Provided material ::
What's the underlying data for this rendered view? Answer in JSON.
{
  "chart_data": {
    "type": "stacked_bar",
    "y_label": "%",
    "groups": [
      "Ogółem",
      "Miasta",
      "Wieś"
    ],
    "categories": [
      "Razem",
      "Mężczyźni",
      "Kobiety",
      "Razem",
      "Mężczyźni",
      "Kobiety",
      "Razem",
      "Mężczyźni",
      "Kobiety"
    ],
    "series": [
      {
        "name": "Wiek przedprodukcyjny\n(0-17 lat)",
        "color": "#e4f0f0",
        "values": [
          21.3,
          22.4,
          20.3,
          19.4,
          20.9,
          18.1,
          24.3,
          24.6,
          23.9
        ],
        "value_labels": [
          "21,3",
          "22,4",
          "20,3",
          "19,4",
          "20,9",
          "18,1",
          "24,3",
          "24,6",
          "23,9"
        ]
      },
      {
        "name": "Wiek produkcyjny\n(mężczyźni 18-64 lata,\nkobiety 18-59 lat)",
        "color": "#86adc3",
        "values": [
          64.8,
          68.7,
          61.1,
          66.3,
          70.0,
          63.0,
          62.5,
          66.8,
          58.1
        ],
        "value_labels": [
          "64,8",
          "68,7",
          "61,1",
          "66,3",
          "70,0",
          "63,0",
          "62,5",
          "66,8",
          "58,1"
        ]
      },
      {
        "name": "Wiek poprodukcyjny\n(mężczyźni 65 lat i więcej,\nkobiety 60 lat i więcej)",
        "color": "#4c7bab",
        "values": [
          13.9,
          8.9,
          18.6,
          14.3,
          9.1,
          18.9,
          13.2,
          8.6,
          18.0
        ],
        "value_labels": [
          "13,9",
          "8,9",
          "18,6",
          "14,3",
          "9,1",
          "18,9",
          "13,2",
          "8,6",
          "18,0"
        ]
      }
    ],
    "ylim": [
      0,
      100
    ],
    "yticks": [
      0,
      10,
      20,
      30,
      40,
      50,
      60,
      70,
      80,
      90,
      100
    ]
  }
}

Task to carry out :: Filter the listing for the word "color" and copy every line that holds it.

Exercise output ::
        "color": "#e4f0f0",
        "color": "#86adc3",
        "color": "#4c7bab",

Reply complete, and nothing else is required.